▶ _Travail à faire_
Résumez en deux phrases le paragraphe de la page sur le film Home Sweet Home qui commence par « Casting alléchant pour ». Gardez ses faits principaux.

▶ _Texte de la page_
Casting alléchant pour
Home Sweet Home, le dernier film de Didier Le Pêcheur. Déjà réalisateur de
J’aimerais pas crever un dimanche et
Des nouvelles du bon dieu, Didier Le Pêcheur fait appel à Patrick Chesnais, Daniel Prévost, Judith Godrèche, et au talentueux Alexandre Astier pour incarner les personnages principaux de ce long métrage, dont la sortie est prévue le 19 novembre 2008.
HOME SWEET HOMEUn film de Didier Le Pêcheur
Avec Patrick Chesnais, Judith Godrèche, Daniel Prévost, Alexandre Astier, Gabrièle Valensi, Raphaël Lenglet
Durée : 1h40
Date de sortie : 19 Novembre 2008De retour chez son père pour se reposer pendant quelques jours, Claire va assister malgré elle aux scènes de ménage entre son père et un vieil ami. Un policier enquête sur la mort d’un homme au village, et se rapproche de Claire, qui semble au beau milieu d’une histoire qui remonte peu à peu à la surface.

▶ _Extraits des données_
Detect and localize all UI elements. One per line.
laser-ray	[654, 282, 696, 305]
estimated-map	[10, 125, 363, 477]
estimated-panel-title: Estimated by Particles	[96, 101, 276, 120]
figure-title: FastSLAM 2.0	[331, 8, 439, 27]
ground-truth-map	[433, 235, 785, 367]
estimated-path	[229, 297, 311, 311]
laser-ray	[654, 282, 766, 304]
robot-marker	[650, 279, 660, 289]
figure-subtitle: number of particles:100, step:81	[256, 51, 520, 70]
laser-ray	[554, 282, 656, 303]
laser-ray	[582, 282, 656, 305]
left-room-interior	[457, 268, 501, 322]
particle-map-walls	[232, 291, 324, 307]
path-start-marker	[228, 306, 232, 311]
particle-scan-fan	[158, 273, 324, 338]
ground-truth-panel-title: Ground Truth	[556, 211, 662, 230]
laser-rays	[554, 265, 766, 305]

▶ _Corrigé_
Didier Le Pêcheur a déjà réalisé J’aimerais pas crever un dimanche et Des nouvelles du bon dieu. Son nouveau film, Home Sweet Home, sort le 19 novembre 2008, avec Patrick Chesnais, Daniel Prévost, Judith Godrèche et Alexandre Astier dans les rôles principaux.